Set problem:
Drop the pictures, then extract the listing word for word.

Items:
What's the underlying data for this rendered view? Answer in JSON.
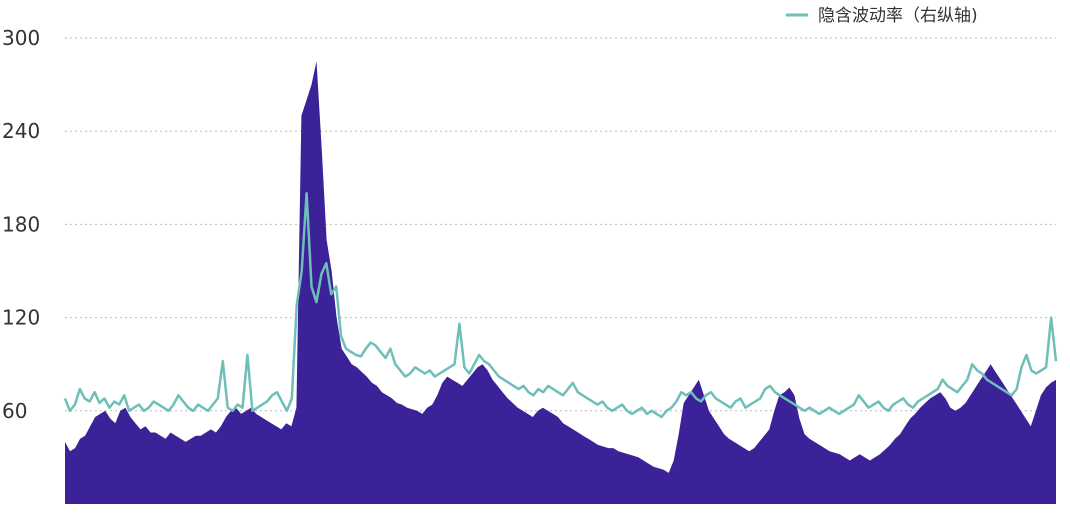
{
  "chart_data": {
    "type": "area",
    "title": "",
    "xlabel": "",
    "ylabel": "",
    "ylim": [
      0,
      300
    ],
    "yticks": [
      "60",
      "120",
      "180",
      "240",
      "300"
    ],
    "grid": true,
    "legend": {
      "position": "top-right",
      "entries": [
        "隐含波动率（右纵轴)"
      ]
    },
    "colors": {
      "area": "#3b2299",
      "line": "#6dbfb8",
      "grid": "#bbbbbb"
    },
    "series": [
      {
        "kind": "area",
        "values": [
          40,
          34,
          36,
          42,
          44,
          50,
          56,
          58,
          60,
          55,
          52,
          60,
          62,
          56,
          52,
          48,
          50,
          46,
          46,
          44,
          42,
          46,
          44,
          42,
          40,
          42,
          44,
          44,
          46,
          48,
          46,
          50,
          56,
          60,
          62,
          58,
          60,
          62,
          58,
          56,
          54,
          52,
          50,
          48,
          52,
          50,
          62,
          250,
          260,
          270,
          285,
          230,
          170,
          150,
          120,
          100,
          95,
          90,
          88,
          85,
          82,
          78,
          76,
          72,
          70,
          68,
          65,
          64,
          62,
          61,
          60,
          58,
          62,
          64,
          70,
          78,
          82,
          80,
          78,
          76,
          80,
          84,
          88,
          90,
          86,
          80,
          76,
          72,
          68,
          65,
          62,
          60,
          58,
          56,
          60,
          62,
          60,
          58,
          56,
          52,
          50,
          48,
          46,
          44,
          42,
          40,
          38,
          37,
          36,
          36,
          34,
          33,
          32,
          31,
          30,
          28,
          26,
          24,
          23,
          22,
          20,
          28,
          45,
          65,
          70,
          75,
          80,
          70,
          60,
          55,
          50,
          45,
          42,
          40,
          38,
          36,
          34,
          36,
          40,
          44,
          48,
          60,
          70,
          72,
          75,
          70,
          55,
          45,
          42,
          40,
          38,
          36,
          34,
          33,
          32,
          30,
          28,
          30,
          32,
          30,
          28,
          30,
          32,
          35,
          38,
          42,
          45,
          50,
          55,
          58,
          62,
          65,
          68,
          70,
          72,
          68,
          62,
          60,
          62,
          65,
          70,
          75,
          80,
          85,
          90,
          85,
          80,
          75,
          70,
          65,
          60,
          55,
          50,
          60,
          70,
          75,
          78,
          80
        ]
      },
      {
        "kind": "line",
        "name": "隐含波动率（右纵轴)",
        "values": [
          68,
          60,
          64,
          74,
          68,
          66,
          72,
          65,
          68,
          62,
          66,
          64,
          70,
          60,
          62,
          64,
          60,
          62,
          66,
          64,
          62,
          60,
          64,
          70,
          66,
          62,
          60,
          64,
          62,
          60,
          64,
          68,
          92,
          62,
          60,
          64,
          62,
          96,
          60,
          62,
          64,
          66,
          70,
          72,
          66,
          60,
          68,
          128,
          150,
          200,
          140,
          130,
          148,
          155,
          135,
          140,
          108,
          100,
          98,
          96,
          95,
          100,
          104,
          102,
          98,
          94,
          100,
          90,
          86,
          82,
          84,
          88,
          86,
          84,
          86,
          82,
          84,
          86,
          88,
          90,
          116,
          88,
          84,
          90,
          96,
          92,
          90,
          86,
          82,
          80,
          78,
          76,
          74,
          76,
          72,
          70,
          74,
          72,
          76,
          74,
          72,
          70,
          74,
          78,
          72,
          70,
          68,
          66,
          64,
          66,
          62,
          60,
          62,
          64,
          60,
          58,
          60,
          62,
          58,
          60,
          58,
          56,
          60,
          62,
          66,
          72,
          70,
          72,
          68,
          66,
          70,
          72,
          68,
          66,
          64,
          62,
          66,
          68,
          62,
          64,
          66,
          68,
          74,
          76,
          72,
          70,
          68,
          66,
          64,
          62,
          60,
          62,
          60,
          58,
          60,
          62,
          60,
          58,
          60,
          62,
          64,
          70,
          66,
          62,
          64,
          66,
          62,
          60,
          64,
          66,
          68,
          64,
          62,
          66,
          68,
          70,
          72,
          74,
          80,
          76,
          74,
          72,
          76,
          80,
          90,
          86,
          84,
          80,
          78,
          76,
          74,
          72,
          70,
          74,
          88,
          96,
          86,
          84,
          86,
          88,
          120,
          92
        ]
      }
    ]
  }
}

The response:
What's the underlying data for this rendered view? Answer in JSON.
{
  "chart_data": {
    "type": "area",
    "title": "",
    "xlabel": "",
    "ylabel": "",
    "ylim": [
      0,
      300
    ],
    "yticks": [
      "60",
      "120",
      "180",
      "240",
      "300"
    ],
    "grid": true,
    "legend": {
      "position": "top-right",
      "entries": [
        "隐含波动率（右纵轴)"
      ]
    },
    "colors": {
      "area": "#3b2299",
      "line": "#6dbfb8",
      "grid": "#bbbbbb"
    },
    "series": [
      {
        "kind": "area",
        "values": [
          40,
          34,
          36,
          42,
          44,
          50,
          56,
          58,
          60,
          55,
          52,
          60,
          62,
          56,
          52,
          48,
          50,
          46,
          46,
          44,
          42,
          46,
          44,
          42,
          40,
          42,
          44,
          44,
          46,
          48,
          46,
          50,
          56,
          60,
          62,
          58,
          60,
          62,
          58,
          56,
          54,
          52,
          50,
          48,
          52,
          50,
          62,
          250,
          260,
          270,
          285,
          230,
          170,
          150,
          120,
          100,
          95,
          90,
          88,
          85,
          82,
          78,
          76,
          72,
          70,
          68,
          65,
          64,
          62,
          61,
          60,
          58,
          62,
          64,
          70,
          78,
          82,
          80,
          78,
          76,
          80,
          84,
          88,
          90,
          86,
          80,
          76,
          72,
          68,
          65,
          62,
          60,
          58,
          56,
          60,
          62,
          60,
          58,
          56,
          52,
          50,
          48,
          46,
          44,
          42,
          40,
          38,
          37,
          36,
          36,
          34,
          33,
          32,
          31,
          30,
          28,
          26,
          24,
          23,
          22,
          20,
          28,
          45,
          65,
          70,
          75,
          80,
          70,
          60,
          55,
          50,
          45,
          42,
          40,
          38,
          36,
          34,
          36,
          40,
          44,
          48,
          60,
          70,
          72,
          75,
          70,
          55,
          45,
          42,
          40,
          38,
          36,
          34,
          33,
          32,
          30,
          28,
          30,
          32,
          30,
          28,
          30,
          32,
          35,
          38,
          42,
          45,
          50,
          55,
          58,
          62,
          65,
          68,
          70,
          72,
          68,
          62,
          60,
          62,
          65,
          70,
          75,
          80,
          85,
          90,
          85,
          80,
          75,
          70,
          65,
          60,
          55,
          50,
          60,
          70,
          75,
          78,
          80
        ]
      },
      {
        "kind": "line",
        "name": "隐含波动率（右纵轴)",
        "values": [
          68,
          60,
          64,
          74,
          68,
          66,
          72,
          65,
          68,
          62,
          66,
          64,
          70,
          60,
          62,
          64,
          60,
          62,
          66,
          64,
          62,
          60,
          64,
          70,
          66,
          62,
          60,
          64,
          62,
          60,
          64,
          68,
          92,
          62,
          60,
          64,
          62,
          96,
          60,
          62,
          64,
          66,
          70,
          72,
          66,
          60,
          68,
          128,
          150,
          200,
          140,
          130,
          148,
          155,
          135,
          140,
          108,
          100,
          98,
          96,
          95,
          100,
          104,
          102,
          98,
          94,
          100,
          90,
          86,
          82,
          84,
          88,
          86,
          84,
          86,
          82,
          84,
          86,
          88,
          90,
          116,
          88,
          84,
          90,
          96,
          92,
          90,
          86,
          82,
          80,
          78,
          76,
          74,
          76,
          72,
          70,
          74,
          72,
          76,
          74,
          72,
          70,
          74,
          78,
          72,
          70,
          68,
          66,
          64,
          66,
          62,
          60,
          62,
          64,
          60,
          58,
          60,
          62,
          58,
          60,
          58,
          56,
          60,
          62,
          66,
          72,
          70,
          72,
          68,
          66,
          70,
          72,
          68,
          66,
          64,
          62,
          66,
          68,
          62,
          64,
          66,
          68,
          74,
          76,
          72,
          70,
          68,
          66,
          64,
          62,
          60,
          62,
          60,
          58,
          60,
          62,
          60,
          58,
          60,
          62,
          64,
          70,
          66,
          62,
          64,
          66,
          62,
          60,
          64,
          66,
          68,
          64,
          62,
          66,
          68,
          70,
          72,
          74,
          80,
          76,
          74,
          72,
          76,
          80,
          90,
          86,
          84,
          80,
          78,
          76,
          74,
          72,
          70,
          74,
          88,
          96,
          86,
          84,
          86,
          88,
          120,
          92
        ]
      }
    ]
  }
}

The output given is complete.